- **Stated goal**:
Reproduce every line of the data below verbatim, character for character, and omit the pictures from your output.

- **Data for this exercise**:
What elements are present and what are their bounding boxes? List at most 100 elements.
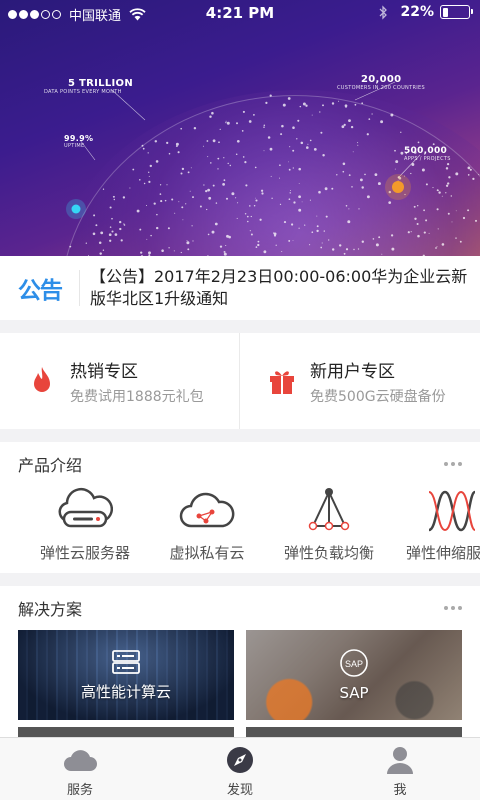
hero-dot (180, 172, 183, 175)
hero-dot (267, 136, 271, 139)
product-name: 弹性云服务器 (39, 544, 130, 562)
hero-dot (400, 151, 404, 155)
hero-dot (400, 131, 402, 133)
hero-dot (98, 241, 102, 245)
hero-dot (342, 162, 346, 166)
promo-card-new-user[interactable]: 新用户专区 免费500G云硬盘备份 (240, 333, 480, 429)
hero-dot (394, 149, 396, 152)
hero-banner[interactable]: 5 TRILLION DATA POINTS EVERY MONTH 20,00… (0, 0, 480, 256)
status-bar: 中国联通 4:21 PM 22% (0, 0, 480, 28)
hero-dot (288, 198, 291, 201)
hero-dot (192, 196, 194, 199)
hero-dot (166, 184, 168, 186)
hero-dot (292, 167, 294, 169)
tab-me[interactable]: 我 (320, 738, 480, 800)
hero-dot (305, 104, 308, 107)
more-icon[interactable] (444, 606, 462, 610)
hero-dot (336, 174, 338, 176)
hero-dot (395, 160, 399, 164)
promo-card-hot-sale[interactable]: 热销专区 免费试用1888元礼包 (0, 333, 240, 429)
hero-dot (388, 201, 392, 204)
hero-dot (436, 246, 438, 248)
hero-dot (364, 173, 366, 176)
hero-dot (345, 248, 349, 251)
solutions-section: 解决方案 高性能计算云 SAP SAP (0, 586, 480, 737)
hero-dot (175, 142, 179, 146)
tab-label: 发现 (226, 783, 253, 798)
hero-dot (368, 118, 371, 120)
section-header: 产品介绍 (0, 442, 480, 486)
hero-dot (190, 167, 192, 169)
hero-dot (289, 192, 291, 194)
product-item-private-cloud[interactable]: 虚拟私有云 (146, 486, 268, 563)
hero-dot (359, 178, 363, 182)
hero-dot (322, 104, 324, 107)
hero-dot (185, 203, 187, 205)
product-item-cloud-server[interactable]: 弹性云服务器 (24, 486, 146, 563)
hero-dot (331, 102, 335, 105)
hero-dot (413, 205, 416, 208)
hero-dot (102, 188, 105, 190)
hero-stat: 5 TRILLION DATA POINTS EVERY MONTH (44, 78, 134, 95)
svg-text:SAP: SAP (345, 659, 363, 669)
hero-dot (298, 227, 300, 229)
hero-dot (166, 141, 169, 145)
hero-dot (455, 237, 457, 239)
hero-dot (257, 240, 260, 243)
product-item-auto-scaling[interactable]: 弹性伸缩服务 (390, 486, 480, 563)
hero-stat: 99.9% UPTIME (64, 134, 94, 149)
hero-dot (202, 145, 204, 147)
hero-dot (318, 190, 321, 194)
hero-dot (114, 233, 118, 236)
hero-dot (120, 239, 123, 242)
hero-dot (93, 214, 96, 217)
hero-dot (269, 94, 272, 97)
hero-dot (186, 240, 188, 242)
hero-dot (270, 175, 272, 177)
hero-dot (417, 205, 419, 207)
hero-dot (322, 154, 325, 157)
hero-dot (168, 152, 171, 155)
hero-dot (320, 246, 323, 249)
hero-dot (451, 221, 453, 223)
tab-discover[interactable]: 发现 (160, 738, 320, 800)
hero-dot (207, 156, 209, 158)
hero-dot (298, 167, 301, 171)
hero-dot (173, 250, 175, 252)
more-icon[interactable] (444, 462, 462, 466)
hero-dot (345, 205, 348, 207)
solution-card-sap[interactable]: SAP SAP (246, 630, 462, 720)
section-title: 解决方案 (18, 600, 83, 619)
hero-dot (223, 179, 226, 182)
flame-icon (34, 367, 50, 392)
hero-dot (141, 144, 144, 147)
hero-dot (177, 151, 180, 154)
announcement-text[interactable]: 【公告】2017年2月23日00:00-06:00华为企业云新版华北区1升级通知 (90, 266, 470, 310)
hero-dot (438, 191, 441, 194)
tab-services[interactable]: 服务 (0, 738, 160, 800)
hero-dot (226, 234, 229, 238)
hero-dot (224, 252, 227, 255)
hero-dot (437, 190, 439, 192)
hero-dot (100, 231, 104, 235)
hero-dot (247, 220, 249, 223)
solution-card-hpc[interactable]: 高性能计算云 (18, 630, 234, 720)
hero-dot (467, 209, 470, 212)
sap-icon: SAP (340, 649, 368, 677)
hero-dot (153, 202, 156, 205)
hero-dot (223, 157, 225, 159)
hero-dot (161, 249, 164, 252)
hero-dot (445, 167, 449, 170)
hero-dot (225, 197, 229, 200)
hero-dot (189, 190, 191, 192)
hero-dot (350, 125, 354, 129)
announcement-bar[interactable]: 公告 【公告】2017年2月23日00:00-06:00华为企业云新版华北区1升… (0, 256, 480, 320)
hero-dot (269, 147, 273, 151)
promo-subtitle: 免费试用1888元礼包 (70, 388, 204, 405)
product-list[interactable]: 弹性云服务器 虚拟私有云 弹性负载均衡 弹性伸缩服 (0, 486, 480, 563)
hero-dot (366, 195, 370, 199)
product-item-load-balancer[interactable]: 弹性负载均衡 (268, 486, 390, 563)
compass-icon (227, 747, 253, 773)
hero-dot (290, 190, 291, 191)
hero-dot (203, 184, 205, 186)
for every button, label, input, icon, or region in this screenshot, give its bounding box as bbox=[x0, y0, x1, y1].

- **Task answer**:
What elements are present and what are their bounding boxes? List at most 100 elements.
hero-dot (180, 172, 183, 175)
hero-dot (267, 136, 271, 139)
product-name: 弹性云服务器 (39, 544, 130, 562)
hero-dot (400, 151, 404, 155)
hero-dot (400, 131, 402, 133)
hero-dot (98, 241, 102, 245)
hero-dot (342, 162, 346, 166)
promo-card-new-user[interactable]: 新用户专区 免费500G云硬盘备份 (240, 333, 480, 429)
hero-dot (394, 149, 396, 152)
hero-banner[interactable]: 5 TRILLION DATA POINTS EVERY MONTH 20,00… (0, 0, 480, 256)
status-bar: 中国联通 4:21 PM 22% (0, 0, 480, 28)
hero-dot (288, 198, 291, 201)
hero-dot (192, 196, 194, 199)
hero-dot (166, 184, 168, 186)
hero-dot (292, 167, 294, 169)
tab-me[interactable]: 我 (320, 738, 480, 800)
hero-dot (305, 104, 308, 107)
more-icon[interactable] (444, 606, 462, 610)
hero-dot (336, 174, 338, 176)
hero-dot (395, 160, 399, 164)
promo-card-hot-sale[interactable]: 热销专区 免费试用1888元礼包 (0, 333, 240, 429)
hero-dot (388, 201, 392, 204)
hero-dot (436, 246, 438, 248)
hero-dot (364, 173, 366, 176)
hero-dot (345, 248, 349, 251)
solutions-section: 解决方案 高性能计算云 SAP SAP (0, 586, 480, 737)
hero-dot (175, 142, 179, 146)
tab-label: 发现 (226, 783, 253, 798)
hero-dot (368, 118, 371, 120)
section-header: 产品介绍 (0, 442, 480, 486)
hero-dot (190, 167, 192, 169)
hero-dot (289, 192, 291, 194)
product-item-private-cloud[interactable]: 虚拟私有云 (146, 486, 268, 563)
hero-dot (359, 178, 363, 182)
hero-dot (322, 104, 324, 107)
hero-dot (185, 203, 187, 205)
product-item-cloud-server[interactable]: 弹性云服务器 (24, 486, 146, 563)
hero-dot (331, 102, 335, 105)
hero-dot (413, 205, 416, 208)
hero-dot (102, 188, 105, 190)
hero-stat: 5 TRILLION DATA POINTS EVERY MONTH (44, 78, 134, 95)
svg-text:SAP: SAP (345, 659, 363, 669)
hero-dot (298, 227, 300, 229)
hero-dot (166, 141, 169, 145)
hero-dot (455, 237, 457, 239)
hero-dot (257, 240, 260, 243)
product-item-auto-scaling[interactable]: 弹性伸缩服务 (390, 486, 480, 563)
hero-stat: 99.9% UPTIME (64, 134, 94, 149)
hero-dot (202, 145, 204, 147)
hero-dot (318, 190, 321, 194)
hero-dot (114, 233, 118, 236)
hero-dot (120, 239, 123, 242)
hero-dot (93, 214, 96, 217)
hero-dot (269, 94, 272, 97)
hero-dot (186, 240, 188, 242)
hero-dot (270, 175, 272, 177)
hero-dot (417, 205, 419, 207)
hero-dot (322, 154, 325, 157)
hero-dot (168, 152, 171, 155)
hero-dot (320, 246, 323, 249)
hero-dot (451, 221, 453, 223)
tab-discover[interactable]: 发现 (160, 738, 320, 800)
hero-dot (207, 156, 209, 158)
hero-dot (298, 167, 301, 171)
hero-dot (173, 250, 175, 252)
more-icon[interactable] (444, 462, 462, 466)
hero-dot (345, 205, 348, 207)
solution-card-sap[interactable]: SAP SAP (246, 630, 462, 720)
section-title: 解决方案 (18, 600, 83, 619)
hero-dot (223, 179, 226, 182)
flame-icon (34, 367, 50, 392)
hero-dot (141, 144, 144, 147)
hero-dot (177, 151, 180, 154)
announcement-text[interactable]: 【公告】2017年2月23日00:00-06:00华为企业云新版华北区1升级通知 (90, 266, 470, 310)
hero-dot (438, 191, 441, 194)
tab-services[interactable]: 服务 (0, 738, 160, 800)
hero-dot (226, 234, 229, 238)
hero-dot (224, 252, 227, 255)
hero-dot (437, 190, 439, 192)
hero-dot (100, 231, 104, 235)
hero-dot (247, 220, 249, 223)
solution-card-hpc[interactable]: 高性能计算云 (18, 630, 234, 720)
hero-dot (467, 209, 470, 212)
sap-icon: SAP (340, 649, 368, 677)
hero-dot (153, 202, 156, 205)
hero-dot (223, 157, 225, 159)
hero-dot (161, 249, 164, 252)
hero-dot (445, 167, 449, 170)
hero-dot (225, 197, 229, 200)
hero-dot (189, 190, 191, 192)
hero-dot (350, 125, 354, 129)
announcement-bar[interactable]: 公告 【公告】2017年2月23日00:00-06:00华为企业云新版华北区1升… (0, 256, 480, 320)
hero-dot (269, 147, 273, 151)
promo-subtitle: 免费试用1888元礼包 (70, 388, 204, 405)
product-list[interactable]: 弹性云服务器 虚拟私有云 弹性负载均衡 弹性伸缩服 (0, 486, 480, 563)
hero-dot (366, 195, 370, 199)
product-item-load-balancer[interactable]: 弹性负载均衡 (268, 486, 390, 563)
compass-icon (227, 747, 253, 773)
hero-dot (290, 190, 291, 191)
hero-dot (203, 184, 205, 186)
for every button, label, input, icon, or region in this screenshot, give its bounding box as bbox=[x0, y0, x1, y1].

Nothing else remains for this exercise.